Um ano em cheio
Hoje, é 5 de Junho. Faz hoje precisamente um ano que os portugueses, uns votando, outros abstendo-se de fazê-lo, foram solidariamente responsáveis pela maioria parlamentar PSD-CDS que suporta o actual Governo. Desde então, não parámos de cair. As variáveis macroeconómicas mostram os vários traços de um ano de descalabro. Foi um ano pejado de atropelos à Constituição da República portuguesa, nos quais se destacaram o novo Código laboral da exploração e da precariedade supletiva e o roubo de subsídios de férias e de Natal a funcionários públicos e pensionistas durante um número indeterminado de anos e o confisco, generalizado a todos, do subsídio de Natal, a título extraordinário, no final de 2011. Foi um ano de desregulação das relações laborais que obteve como resultado mais que lógico uma contracção de salários, logo, do consumo interno. Foi um ano inteiro a destruir a nossa economia e o nosso tecido produtivo. Foi um ano em que o desemprego cresceu como nunca. E foi um ano inteirinho a semear pobreza. Mas também riqueza.
De facto, juntamente com a catástrofe que se foi agigantando, o último ano foi marcado por um enorme aumento das desigualdades. Quem quis ver, ou, dito de outra forma, quem não permitiu que a sua percepção da realidade se tornasse refém da excelente máquina de propaganda com que o regime a distorce, pôde percepcionar a implementação de uma agenda política que mais não é do que uma receita de enriquecimento de uma minoria através do empobrecimento de todos os demais. As grandes fortunas conseguiram sobreviver mais um ano sem qualquer imposto que pusesse os mais afortunados a contribuir solidariamente para a sociedade que os enriqueceu. Os portugueses aceitam-no com indiferença e a adesão a tantas e tantas “causas solidárias” que se multiplicam como cogumelos mostram uma preferência, estranha porque solidária sobretudo para com os mais ricos, pela substituição desses impostos, que continuam a poder não pagar porque há quem pague na sua vez, por milhares de toneladas de migalhas amontoadas pelas suas generosidadezinhas imunes a tão gritante injustiça fiscal.

### Tarefas
**A)** Resuma em duas frases o texto sobre o primeiro ano do Governo.
**B)** Responda às perguntas seguintes com base no texto sobre o primeiro ano do Governo:
(i) Que maioria parlamentar suporta o actual Governo?
(ii) Que subsídio foi confiscado a todos, a título extraordinário, no final de 2011?
(iii) O que conseguiram as grandes fortunas no último ano?
**C)** Escreva a continuação do texto sobre o primeiro ano do Governo a partir da última frase.

### Itens fornecidos
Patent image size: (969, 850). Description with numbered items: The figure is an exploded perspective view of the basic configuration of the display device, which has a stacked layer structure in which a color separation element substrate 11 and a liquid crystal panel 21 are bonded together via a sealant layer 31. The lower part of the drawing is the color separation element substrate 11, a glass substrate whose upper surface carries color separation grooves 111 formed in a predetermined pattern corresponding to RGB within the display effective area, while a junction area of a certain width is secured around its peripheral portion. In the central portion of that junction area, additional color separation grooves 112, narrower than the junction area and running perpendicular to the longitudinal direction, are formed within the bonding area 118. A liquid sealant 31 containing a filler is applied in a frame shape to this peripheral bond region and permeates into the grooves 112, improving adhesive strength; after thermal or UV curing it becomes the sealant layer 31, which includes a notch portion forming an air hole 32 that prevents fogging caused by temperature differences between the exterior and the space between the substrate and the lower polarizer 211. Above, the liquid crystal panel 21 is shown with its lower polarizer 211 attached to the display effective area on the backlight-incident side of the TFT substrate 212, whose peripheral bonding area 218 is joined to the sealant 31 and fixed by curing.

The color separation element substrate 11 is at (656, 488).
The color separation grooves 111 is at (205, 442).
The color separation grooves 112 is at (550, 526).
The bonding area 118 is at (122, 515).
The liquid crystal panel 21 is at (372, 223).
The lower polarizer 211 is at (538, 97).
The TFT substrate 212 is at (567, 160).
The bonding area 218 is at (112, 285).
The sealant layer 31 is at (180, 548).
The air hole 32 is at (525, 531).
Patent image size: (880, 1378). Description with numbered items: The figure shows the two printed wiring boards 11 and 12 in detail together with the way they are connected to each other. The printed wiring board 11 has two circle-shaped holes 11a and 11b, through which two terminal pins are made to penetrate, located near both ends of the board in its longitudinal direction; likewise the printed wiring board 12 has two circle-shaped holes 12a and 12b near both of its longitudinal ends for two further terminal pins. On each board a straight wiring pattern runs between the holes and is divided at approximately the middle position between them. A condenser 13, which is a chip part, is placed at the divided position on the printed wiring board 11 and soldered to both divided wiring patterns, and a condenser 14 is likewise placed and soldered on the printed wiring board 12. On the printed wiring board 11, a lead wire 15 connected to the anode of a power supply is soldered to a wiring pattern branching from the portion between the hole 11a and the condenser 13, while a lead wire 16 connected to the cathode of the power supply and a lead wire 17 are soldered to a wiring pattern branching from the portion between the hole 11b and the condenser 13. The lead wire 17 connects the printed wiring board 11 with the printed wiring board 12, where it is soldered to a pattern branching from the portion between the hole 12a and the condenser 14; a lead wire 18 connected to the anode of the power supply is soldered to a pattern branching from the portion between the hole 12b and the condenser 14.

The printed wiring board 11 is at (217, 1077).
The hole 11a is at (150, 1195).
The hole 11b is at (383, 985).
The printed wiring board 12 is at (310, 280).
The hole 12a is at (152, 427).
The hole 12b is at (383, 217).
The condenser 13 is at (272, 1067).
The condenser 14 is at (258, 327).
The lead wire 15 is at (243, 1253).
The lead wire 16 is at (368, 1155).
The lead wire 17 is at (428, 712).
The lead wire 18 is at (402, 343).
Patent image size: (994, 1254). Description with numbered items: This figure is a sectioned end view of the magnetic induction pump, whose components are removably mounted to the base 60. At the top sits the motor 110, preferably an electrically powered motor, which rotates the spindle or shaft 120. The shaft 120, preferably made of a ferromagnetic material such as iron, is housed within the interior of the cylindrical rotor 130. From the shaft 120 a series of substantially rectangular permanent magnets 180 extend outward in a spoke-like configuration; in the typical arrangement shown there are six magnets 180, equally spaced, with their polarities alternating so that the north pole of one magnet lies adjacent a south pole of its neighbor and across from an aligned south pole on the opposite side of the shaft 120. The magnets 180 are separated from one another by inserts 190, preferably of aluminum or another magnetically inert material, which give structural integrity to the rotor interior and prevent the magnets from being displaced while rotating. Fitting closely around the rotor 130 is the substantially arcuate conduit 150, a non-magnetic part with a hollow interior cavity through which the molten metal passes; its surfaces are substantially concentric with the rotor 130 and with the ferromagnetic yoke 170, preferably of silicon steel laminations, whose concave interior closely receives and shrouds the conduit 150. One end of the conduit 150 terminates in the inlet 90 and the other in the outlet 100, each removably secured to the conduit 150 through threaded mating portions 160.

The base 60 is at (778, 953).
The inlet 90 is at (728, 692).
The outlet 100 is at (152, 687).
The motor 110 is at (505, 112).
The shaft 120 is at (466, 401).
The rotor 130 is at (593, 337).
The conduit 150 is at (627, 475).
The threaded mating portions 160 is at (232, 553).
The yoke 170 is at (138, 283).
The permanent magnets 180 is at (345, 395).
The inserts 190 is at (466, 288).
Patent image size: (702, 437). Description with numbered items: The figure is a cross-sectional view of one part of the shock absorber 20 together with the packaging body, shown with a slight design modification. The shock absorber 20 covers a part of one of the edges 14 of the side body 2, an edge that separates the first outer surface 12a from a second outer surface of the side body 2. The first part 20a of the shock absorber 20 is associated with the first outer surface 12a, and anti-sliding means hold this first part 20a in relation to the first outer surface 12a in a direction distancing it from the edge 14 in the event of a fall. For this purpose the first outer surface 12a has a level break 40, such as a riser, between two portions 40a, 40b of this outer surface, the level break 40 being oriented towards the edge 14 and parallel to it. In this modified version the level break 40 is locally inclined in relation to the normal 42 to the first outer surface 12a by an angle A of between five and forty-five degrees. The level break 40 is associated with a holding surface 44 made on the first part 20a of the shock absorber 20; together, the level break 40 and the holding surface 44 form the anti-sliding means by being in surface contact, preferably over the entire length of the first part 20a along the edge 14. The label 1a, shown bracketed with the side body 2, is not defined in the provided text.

### Respostas esperadas
**A)** Um ano depois de os portugueses terem dado origem à maioria parlamentar PSD-CDS, o texto descreve um ano de atropelos à Constituição, de desregulação laboral, de destruição da economia, de desemprego a crescer como nunca e de pobreza. Aponta também um enorme aumento das desigualdades, com as grandes fortunas a passarem mais um ano sem qualquer imposto enquanto todos os demais empobrecem.

**B)**
(i) A maioria PSD-CDS.
(ii) O subsídio de Natal.
(iii) Sobreviveram mais um ano sem qualquer imposto que pusesse os mais afortunados a contribuir solidariamente para a sociedade.

**C)**
Ainda ontem, data escolhida para o balanço de mais um trimestre de “sucesso” da implementação do memorando da troika, que materializa parte da agenda política atrás referida, lado a lado com o optimismo incontido por uma tragédia com liberdade para crescer e multiplicar-se, foi percepcionável como é repartido o prémio pelo bom desempenho da nossa obediência. Assim, ao abrigo do “resgate financeiro a Portugal:
– da troika para o Estado português giram 4,1 mil milhões de euros, mais um contributo para uma dívida pública assumidamente acrescida de 3% do PIB no final do ano (118%,).
– do Estado português (contribuintes) direitinhos para a banca, ao abrigo do afinal resgate ao sector financeiro português, rolam 6,65 mil milhões de euros, dos quais 1,65 mil milhões vão para a Caixa Geral de Depósitos e 4 mil milhões, apenas 100 milhões menos do que a totalidade da tranche, para os privados BCP e BPI.
– do sector financeiro para os empreendedores irão anualmente (poderão ir) uns ridículos 60 milhões de euros. Como contrapartida pelos milhões que receberam dos contribuintes, o Governo apenas quis exigir da banca o compromisso de fornecer liquidez às PME num valor a rondar os 0,9% do total do encaixe.
– do Governo português para os patrões fica a promessa de um prémio à sua adesão à causa da generalização do salário mínimo, a pagar com as reformas futuras dos portugueses através de uma redução na TSU que decresce à medida que as remunerações pagas a novos contratados se afastem do limiar prescrito como ideal para todos.
– do Governo para os rendeiros do país fica a promessa de que, caso a troika insista em reduzir as rendas da energia que anteriormente se recusaram a diminuir mais do que simbolicamente, haverá privatizações a preço de saldo de outros sectores estratégicos com o mesmo – ou até maior – potencial de enriquecimentos passivos.
– finalmente, da troika para o Governo e deste para os portugueses que vivem do seu trabalho… um pau. O pau que lhes mimará os lombos com nova dose da desregulação laboral que lhes faz encolher os salários e, caso o sector financeiro necessite de mais dinheiros públicos e haja novo resgate, novo agravamento fiscal e despedimentos em barda na Administração pública. Como na Grécia.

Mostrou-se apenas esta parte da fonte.